• [YOUR GOAL]:
Look through the data below. Show each line where the string "ΑΙΤΗΣΕΩΝ" occurs.

• [PROVIDED RECORDS]:
━━━━━━━━

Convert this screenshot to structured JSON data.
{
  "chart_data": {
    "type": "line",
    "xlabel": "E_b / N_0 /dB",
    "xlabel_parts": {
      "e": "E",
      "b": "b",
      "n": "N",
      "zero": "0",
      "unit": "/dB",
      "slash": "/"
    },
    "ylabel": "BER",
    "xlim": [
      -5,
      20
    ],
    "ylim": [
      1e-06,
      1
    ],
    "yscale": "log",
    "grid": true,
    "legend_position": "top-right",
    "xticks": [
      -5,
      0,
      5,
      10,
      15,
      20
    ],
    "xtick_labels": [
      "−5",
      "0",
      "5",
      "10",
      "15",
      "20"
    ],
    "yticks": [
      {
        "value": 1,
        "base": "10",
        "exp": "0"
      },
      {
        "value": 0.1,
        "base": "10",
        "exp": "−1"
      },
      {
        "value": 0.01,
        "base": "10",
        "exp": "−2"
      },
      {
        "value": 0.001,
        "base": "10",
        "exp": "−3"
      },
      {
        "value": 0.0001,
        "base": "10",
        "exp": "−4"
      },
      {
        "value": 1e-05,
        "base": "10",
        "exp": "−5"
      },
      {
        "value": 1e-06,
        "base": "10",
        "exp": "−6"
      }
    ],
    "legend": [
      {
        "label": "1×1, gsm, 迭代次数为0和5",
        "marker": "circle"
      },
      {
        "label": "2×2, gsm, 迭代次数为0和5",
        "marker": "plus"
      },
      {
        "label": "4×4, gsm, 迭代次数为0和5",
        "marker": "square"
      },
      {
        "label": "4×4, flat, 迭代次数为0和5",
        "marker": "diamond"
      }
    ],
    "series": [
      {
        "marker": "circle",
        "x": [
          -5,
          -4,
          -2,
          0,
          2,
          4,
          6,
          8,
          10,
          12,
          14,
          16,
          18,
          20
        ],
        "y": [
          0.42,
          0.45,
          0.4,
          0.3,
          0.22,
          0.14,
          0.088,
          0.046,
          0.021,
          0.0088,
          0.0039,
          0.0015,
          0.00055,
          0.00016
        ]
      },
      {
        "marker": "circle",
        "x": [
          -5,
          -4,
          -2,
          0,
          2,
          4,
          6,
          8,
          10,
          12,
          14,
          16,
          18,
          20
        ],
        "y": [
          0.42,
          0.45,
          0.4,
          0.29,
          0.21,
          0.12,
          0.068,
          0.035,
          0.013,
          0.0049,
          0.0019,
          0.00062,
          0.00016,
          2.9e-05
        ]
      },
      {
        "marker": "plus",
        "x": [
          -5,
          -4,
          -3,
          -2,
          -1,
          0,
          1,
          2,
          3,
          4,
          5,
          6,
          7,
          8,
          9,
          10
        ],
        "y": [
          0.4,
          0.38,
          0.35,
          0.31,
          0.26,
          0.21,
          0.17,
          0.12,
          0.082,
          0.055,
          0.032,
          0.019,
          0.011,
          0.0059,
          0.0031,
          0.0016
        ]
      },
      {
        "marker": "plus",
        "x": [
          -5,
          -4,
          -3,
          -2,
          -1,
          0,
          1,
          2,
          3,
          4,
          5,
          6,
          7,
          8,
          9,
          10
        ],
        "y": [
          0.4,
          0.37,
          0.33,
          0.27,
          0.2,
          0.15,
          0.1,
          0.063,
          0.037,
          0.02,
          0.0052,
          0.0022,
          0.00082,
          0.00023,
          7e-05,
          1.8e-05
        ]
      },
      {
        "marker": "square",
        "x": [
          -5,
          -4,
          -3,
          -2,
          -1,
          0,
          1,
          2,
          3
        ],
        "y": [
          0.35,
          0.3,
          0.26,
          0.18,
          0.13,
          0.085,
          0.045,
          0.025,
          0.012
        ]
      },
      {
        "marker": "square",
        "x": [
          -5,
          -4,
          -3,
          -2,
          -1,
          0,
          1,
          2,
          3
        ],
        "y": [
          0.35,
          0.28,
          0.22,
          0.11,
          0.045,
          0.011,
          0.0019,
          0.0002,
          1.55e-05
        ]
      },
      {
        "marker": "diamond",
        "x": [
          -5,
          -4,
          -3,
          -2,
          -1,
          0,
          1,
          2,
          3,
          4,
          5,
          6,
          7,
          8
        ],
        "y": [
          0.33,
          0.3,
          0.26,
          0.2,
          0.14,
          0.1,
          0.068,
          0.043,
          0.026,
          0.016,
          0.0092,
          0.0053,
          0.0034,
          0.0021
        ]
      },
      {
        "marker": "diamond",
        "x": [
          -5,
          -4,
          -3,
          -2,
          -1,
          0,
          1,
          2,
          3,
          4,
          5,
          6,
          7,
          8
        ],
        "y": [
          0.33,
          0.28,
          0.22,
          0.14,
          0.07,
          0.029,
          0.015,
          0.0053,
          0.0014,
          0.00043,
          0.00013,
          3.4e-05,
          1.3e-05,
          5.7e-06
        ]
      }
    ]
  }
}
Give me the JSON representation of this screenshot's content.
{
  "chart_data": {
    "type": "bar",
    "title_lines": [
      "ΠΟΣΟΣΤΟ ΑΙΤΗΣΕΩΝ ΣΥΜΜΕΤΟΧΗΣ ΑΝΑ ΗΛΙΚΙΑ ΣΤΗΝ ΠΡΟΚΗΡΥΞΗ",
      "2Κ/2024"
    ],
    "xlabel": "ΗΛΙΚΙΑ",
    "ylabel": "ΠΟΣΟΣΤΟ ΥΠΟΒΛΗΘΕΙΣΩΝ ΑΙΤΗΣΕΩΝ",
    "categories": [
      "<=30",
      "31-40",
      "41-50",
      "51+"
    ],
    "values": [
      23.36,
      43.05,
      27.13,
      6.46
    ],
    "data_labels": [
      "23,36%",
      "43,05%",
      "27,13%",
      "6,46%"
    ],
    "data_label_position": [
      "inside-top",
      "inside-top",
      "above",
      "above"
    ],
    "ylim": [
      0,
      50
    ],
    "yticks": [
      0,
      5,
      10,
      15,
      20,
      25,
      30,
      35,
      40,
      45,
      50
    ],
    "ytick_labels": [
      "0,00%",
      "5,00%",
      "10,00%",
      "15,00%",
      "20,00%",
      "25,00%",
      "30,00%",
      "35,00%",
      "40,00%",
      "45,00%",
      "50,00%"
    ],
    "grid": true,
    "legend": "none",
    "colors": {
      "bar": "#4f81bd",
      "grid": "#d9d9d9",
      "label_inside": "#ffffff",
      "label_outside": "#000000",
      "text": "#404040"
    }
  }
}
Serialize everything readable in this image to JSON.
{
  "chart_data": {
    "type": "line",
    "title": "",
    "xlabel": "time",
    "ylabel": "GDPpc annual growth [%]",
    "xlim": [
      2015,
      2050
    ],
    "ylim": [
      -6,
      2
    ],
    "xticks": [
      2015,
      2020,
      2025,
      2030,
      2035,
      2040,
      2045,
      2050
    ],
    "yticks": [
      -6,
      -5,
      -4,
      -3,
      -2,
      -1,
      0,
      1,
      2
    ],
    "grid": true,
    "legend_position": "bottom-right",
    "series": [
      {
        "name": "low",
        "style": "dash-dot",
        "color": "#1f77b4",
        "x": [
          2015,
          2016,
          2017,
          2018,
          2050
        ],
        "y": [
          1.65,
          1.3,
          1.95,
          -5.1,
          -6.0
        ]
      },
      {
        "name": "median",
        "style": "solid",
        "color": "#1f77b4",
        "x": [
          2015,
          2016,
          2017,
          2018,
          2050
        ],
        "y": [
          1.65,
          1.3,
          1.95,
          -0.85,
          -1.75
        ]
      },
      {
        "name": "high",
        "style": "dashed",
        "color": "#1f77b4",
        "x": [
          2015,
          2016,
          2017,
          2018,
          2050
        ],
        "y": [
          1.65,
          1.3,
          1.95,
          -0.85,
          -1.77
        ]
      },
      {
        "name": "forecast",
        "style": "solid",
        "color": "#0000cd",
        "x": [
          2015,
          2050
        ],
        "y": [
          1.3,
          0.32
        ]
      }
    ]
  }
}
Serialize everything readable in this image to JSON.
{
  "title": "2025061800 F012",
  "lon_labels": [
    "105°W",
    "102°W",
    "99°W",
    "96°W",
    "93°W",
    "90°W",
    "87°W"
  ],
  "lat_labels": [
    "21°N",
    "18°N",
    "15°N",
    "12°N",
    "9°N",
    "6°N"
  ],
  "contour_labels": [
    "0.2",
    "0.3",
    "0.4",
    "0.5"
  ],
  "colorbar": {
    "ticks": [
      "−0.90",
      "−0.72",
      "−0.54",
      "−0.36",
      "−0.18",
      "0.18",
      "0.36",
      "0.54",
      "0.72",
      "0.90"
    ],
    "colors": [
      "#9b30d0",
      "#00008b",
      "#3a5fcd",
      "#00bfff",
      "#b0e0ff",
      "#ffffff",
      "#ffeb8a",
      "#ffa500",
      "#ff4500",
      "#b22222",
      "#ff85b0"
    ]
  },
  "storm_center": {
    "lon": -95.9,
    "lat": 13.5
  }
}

━━━━━━━━

• [COMPLETED EXERCISE]:
      "ΠΟΣΟΣΤΟ ΑΙΤΗΣΕΩΝ ΣΥΜΜΕΤΟΧΗΣ ΑΝΑ ΗΛΙΚΙΑ ΣΤΗΝ ΠΡΟΚΗΡΥΞΗ",
    "ylabel": "ΠΟΣΟΣΤΟ ΥΠΟΒΛΗΘΕΙΣΩΝ ΑΙΤΗΣΕΩΝ",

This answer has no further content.